#### RECORD LIST
┌──

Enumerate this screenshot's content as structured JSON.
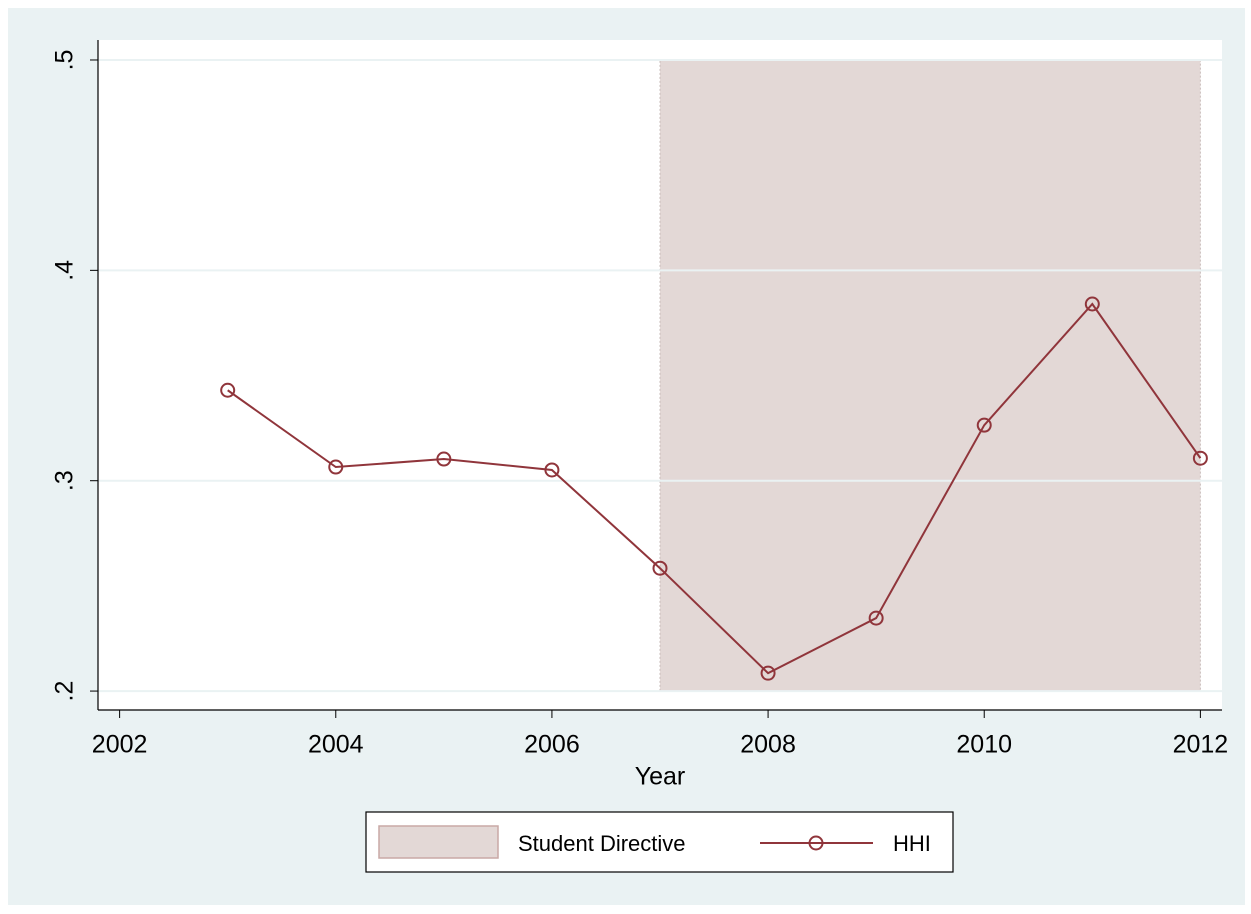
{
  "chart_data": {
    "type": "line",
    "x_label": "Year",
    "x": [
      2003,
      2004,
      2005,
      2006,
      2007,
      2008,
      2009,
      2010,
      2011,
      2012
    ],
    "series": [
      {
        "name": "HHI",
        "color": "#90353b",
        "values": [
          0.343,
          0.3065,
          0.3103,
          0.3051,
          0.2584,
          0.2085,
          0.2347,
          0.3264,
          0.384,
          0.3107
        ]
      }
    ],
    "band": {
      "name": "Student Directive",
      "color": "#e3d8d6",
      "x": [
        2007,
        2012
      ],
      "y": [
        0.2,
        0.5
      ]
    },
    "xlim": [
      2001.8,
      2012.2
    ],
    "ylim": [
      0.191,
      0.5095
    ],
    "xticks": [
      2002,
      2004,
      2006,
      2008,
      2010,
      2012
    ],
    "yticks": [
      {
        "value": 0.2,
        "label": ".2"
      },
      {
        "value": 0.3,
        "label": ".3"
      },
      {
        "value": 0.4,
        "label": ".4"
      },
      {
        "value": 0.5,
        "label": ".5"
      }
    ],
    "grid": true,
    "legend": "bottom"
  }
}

└──

#### INSTRUCTION
Take the entries shown above and quote them verbatim, passing over the pictures.

#### TASK SOLUTION
Enumerate this screenshot's content as structured JSON.
{
  "chart_data": {
    "type": "line",
    "x_label": "Year",
    "x": [
      2003,
      2004,
      2005,
      2006,
      2007,
      2008,
      2009,
      2010,
      2011,
      2012
    ],
    "series": [
      {
        "name": "HHI",
        "color": "#90353b",
        "values": [
          0.343,
          0.3065,
          0.3103,
          0.3051,
          0.2584,
          0.2085,
          0.2347,
          0.3264,
          0.384,
          0.3107
        ]
      }
    ],
    "band": {
      "name": "Student Directive",
      "color": "#e3d8d6",
      "x": [
        2007,
        2012
      ],
      "y": [
        0.2,
        0.5
      ]
    },
    "xlim": [
      2001.8,
      2012.2
    ],
    "ylim": [
      0.191,
      0.5095
    ],
    "xticks": [
      2002,
      2004,
      2006,
      2008,
      2010,
      2012
    ],
    "yticks": [
      {
        "value": 0.2,
        "label": ".2"
      },
      {
        "value": 0.3,
        "label": ".3"
      },
      {
        "value": 0.4,
        "label": ".4"
      },
      {
        "value": 0.5,
        "label": ".5"
      }
    ],
    "grid": true,
    "legend": "bottom"
  }
}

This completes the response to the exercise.